Check every line in the records below for the word "text" and report how many have it, nothing more.

------

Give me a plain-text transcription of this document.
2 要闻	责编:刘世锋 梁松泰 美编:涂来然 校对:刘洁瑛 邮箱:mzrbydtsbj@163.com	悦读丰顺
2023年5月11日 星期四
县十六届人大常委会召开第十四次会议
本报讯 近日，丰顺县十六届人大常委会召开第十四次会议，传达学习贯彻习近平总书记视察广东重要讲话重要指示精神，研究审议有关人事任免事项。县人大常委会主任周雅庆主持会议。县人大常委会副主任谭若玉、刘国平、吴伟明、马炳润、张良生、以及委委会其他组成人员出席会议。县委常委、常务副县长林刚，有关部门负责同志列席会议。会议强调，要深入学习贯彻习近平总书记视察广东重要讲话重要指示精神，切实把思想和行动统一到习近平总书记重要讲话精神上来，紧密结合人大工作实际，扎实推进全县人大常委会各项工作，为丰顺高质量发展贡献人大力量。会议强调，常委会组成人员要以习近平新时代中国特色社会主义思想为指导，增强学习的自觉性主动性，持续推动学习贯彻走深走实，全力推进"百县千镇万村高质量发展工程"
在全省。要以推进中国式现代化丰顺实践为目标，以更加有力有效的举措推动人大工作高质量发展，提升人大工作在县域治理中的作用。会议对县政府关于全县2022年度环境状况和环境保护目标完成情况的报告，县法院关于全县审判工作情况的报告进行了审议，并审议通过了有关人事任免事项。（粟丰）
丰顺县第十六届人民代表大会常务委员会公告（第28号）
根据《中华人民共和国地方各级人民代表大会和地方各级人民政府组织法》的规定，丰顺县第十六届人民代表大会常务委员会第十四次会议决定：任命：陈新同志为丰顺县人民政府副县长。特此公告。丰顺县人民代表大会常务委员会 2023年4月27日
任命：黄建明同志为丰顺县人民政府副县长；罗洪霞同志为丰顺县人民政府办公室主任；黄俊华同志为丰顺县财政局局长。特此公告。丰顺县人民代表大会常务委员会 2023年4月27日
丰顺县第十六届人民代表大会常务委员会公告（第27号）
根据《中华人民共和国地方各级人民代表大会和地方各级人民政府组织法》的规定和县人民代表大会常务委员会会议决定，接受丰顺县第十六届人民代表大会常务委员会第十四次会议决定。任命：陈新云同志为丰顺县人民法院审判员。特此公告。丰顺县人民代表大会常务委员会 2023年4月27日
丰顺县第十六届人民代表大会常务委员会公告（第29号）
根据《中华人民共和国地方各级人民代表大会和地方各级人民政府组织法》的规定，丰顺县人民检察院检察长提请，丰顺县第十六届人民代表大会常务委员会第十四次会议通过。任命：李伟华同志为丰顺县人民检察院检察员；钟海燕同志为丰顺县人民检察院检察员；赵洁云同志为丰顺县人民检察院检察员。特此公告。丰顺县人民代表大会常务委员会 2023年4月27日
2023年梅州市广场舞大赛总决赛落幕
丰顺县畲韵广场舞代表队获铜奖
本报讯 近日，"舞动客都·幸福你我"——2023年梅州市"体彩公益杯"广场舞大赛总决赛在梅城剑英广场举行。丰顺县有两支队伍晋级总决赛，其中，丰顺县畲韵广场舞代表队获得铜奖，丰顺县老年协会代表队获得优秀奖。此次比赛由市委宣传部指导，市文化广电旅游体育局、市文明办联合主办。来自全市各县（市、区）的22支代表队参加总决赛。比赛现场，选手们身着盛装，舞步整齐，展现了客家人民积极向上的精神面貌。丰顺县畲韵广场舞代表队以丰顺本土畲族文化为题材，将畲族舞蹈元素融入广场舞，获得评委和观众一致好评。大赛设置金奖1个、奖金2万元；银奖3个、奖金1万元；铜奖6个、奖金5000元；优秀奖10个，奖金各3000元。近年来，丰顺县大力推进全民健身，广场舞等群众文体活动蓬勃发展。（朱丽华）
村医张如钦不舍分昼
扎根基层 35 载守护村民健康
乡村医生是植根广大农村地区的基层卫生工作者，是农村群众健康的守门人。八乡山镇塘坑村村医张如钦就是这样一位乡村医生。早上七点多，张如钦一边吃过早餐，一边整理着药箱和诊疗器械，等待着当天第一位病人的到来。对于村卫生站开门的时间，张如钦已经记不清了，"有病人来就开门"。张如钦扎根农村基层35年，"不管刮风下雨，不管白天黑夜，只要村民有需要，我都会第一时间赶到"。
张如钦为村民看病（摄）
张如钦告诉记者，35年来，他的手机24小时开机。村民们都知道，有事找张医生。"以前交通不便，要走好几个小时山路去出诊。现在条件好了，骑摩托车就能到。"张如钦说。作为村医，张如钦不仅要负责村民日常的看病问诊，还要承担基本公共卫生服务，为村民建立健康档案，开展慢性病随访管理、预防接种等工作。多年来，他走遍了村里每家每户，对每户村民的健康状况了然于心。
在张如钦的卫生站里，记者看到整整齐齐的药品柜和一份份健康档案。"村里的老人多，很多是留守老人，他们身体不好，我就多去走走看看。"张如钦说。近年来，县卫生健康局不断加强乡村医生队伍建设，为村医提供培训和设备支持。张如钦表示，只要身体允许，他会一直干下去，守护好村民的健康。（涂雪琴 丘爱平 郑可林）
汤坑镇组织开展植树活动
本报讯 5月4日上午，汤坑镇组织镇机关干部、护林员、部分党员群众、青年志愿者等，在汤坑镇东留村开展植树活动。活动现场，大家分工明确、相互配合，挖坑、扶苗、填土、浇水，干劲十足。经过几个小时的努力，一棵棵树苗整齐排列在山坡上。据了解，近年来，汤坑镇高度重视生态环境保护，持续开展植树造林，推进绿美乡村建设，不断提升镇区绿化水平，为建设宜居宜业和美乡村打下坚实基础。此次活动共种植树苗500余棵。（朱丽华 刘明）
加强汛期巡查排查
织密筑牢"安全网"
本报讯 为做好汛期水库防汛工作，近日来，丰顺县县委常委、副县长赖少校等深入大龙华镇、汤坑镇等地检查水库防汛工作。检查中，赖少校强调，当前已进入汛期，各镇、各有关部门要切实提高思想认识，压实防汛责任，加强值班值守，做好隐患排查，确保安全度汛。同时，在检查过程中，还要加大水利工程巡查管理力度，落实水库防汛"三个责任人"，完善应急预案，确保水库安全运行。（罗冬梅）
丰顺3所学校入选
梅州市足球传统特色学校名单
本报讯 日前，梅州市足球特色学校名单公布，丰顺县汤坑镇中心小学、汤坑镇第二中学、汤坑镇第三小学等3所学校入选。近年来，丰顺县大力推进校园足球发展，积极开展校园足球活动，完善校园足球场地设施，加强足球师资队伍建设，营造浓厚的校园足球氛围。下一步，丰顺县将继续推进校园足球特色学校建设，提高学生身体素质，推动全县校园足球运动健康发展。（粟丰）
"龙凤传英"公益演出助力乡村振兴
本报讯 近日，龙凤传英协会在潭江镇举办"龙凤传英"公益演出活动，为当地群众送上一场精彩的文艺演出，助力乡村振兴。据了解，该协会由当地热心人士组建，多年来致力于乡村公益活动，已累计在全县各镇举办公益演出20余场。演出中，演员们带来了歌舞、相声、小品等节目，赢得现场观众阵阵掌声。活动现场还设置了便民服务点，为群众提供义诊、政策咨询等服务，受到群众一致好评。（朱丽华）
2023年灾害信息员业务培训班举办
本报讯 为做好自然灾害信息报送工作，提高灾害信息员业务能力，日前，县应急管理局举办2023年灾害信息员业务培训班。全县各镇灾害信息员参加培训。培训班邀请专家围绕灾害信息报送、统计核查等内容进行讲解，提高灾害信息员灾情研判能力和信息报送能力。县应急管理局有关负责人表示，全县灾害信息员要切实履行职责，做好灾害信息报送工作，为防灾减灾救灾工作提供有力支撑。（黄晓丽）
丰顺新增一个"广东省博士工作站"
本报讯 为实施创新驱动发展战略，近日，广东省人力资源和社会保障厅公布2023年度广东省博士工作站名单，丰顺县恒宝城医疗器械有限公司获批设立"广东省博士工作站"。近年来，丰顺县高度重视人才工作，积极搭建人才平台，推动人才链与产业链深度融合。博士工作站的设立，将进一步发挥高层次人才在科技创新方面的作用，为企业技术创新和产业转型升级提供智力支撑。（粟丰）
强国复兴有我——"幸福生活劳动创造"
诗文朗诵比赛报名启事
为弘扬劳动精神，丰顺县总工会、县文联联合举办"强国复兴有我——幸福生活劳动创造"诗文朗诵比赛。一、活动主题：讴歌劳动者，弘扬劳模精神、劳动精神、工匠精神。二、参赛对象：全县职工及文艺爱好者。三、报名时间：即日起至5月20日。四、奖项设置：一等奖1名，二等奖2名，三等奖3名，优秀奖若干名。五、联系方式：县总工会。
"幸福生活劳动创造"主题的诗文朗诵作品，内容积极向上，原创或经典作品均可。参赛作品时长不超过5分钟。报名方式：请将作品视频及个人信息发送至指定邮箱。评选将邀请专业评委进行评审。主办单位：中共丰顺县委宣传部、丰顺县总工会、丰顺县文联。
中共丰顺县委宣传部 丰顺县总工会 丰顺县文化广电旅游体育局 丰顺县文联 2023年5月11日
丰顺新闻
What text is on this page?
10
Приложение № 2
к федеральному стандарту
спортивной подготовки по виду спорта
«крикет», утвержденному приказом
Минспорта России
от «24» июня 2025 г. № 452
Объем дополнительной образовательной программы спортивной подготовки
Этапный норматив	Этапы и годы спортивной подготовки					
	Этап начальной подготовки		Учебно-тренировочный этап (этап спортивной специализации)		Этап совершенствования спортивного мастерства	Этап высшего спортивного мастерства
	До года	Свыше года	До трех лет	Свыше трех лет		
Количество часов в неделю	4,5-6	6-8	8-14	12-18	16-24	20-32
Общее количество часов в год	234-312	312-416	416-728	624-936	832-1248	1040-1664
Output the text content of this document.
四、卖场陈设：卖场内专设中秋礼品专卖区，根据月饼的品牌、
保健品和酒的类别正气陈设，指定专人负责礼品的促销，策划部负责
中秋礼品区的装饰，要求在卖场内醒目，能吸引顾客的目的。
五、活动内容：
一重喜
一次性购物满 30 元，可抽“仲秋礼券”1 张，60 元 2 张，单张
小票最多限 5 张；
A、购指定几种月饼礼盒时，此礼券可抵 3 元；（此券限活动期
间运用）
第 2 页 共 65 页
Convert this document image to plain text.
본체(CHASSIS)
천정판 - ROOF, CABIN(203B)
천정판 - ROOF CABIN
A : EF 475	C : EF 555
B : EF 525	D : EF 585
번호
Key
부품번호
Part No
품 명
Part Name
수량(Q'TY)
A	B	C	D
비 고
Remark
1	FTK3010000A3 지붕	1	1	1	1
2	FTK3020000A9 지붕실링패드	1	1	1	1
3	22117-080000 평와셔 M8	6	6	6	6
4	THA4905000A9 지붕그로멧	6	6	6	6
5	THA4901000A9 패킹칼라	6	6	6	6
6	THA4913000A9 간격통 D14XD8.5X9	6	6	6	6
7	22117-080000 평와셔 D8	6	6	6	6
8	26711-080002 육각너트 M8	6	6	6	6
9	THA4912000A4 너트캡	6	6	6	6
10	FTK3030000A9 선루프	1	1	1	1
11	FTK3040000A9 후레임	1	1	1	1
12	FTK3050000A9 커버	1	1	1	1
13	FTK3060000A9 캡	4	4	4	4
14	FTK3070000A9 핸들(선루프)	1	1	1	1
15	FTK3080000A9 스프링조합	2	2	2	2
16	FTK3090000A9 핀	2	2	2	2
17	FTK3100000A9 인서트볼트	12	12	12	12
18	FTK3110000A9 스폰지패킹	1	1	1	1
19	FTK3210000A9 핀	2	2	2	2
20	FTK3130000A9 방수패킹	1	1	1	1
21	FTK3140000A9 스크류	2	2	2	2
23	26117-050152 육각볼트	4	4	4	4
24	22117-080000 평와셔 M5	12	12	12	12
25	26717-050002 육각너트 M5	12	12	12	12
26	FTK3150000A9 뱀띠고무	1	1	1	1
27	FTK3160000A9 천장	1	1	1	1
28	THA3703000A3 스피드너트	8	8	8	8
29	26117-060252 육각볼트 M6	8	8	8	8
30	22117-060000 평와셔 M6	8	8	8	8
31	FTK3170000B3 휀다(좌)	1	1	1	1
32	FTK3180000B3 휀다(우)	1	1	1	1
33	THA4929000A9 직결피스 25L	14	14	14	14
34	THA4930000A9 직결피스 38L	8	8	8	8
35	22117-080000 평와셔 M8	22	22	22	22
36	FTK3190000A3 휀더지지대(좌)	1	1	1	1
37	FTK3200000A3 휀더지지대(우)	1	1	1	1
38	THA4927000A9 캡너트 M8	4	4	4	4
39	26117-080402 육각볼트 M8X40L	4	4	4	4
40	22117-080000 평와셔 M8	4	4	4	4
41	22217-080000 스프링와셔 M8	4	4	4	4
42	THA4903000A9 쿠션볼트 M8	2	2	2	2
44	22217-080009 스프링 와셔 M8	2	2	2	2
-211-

------

## Exercise output:
4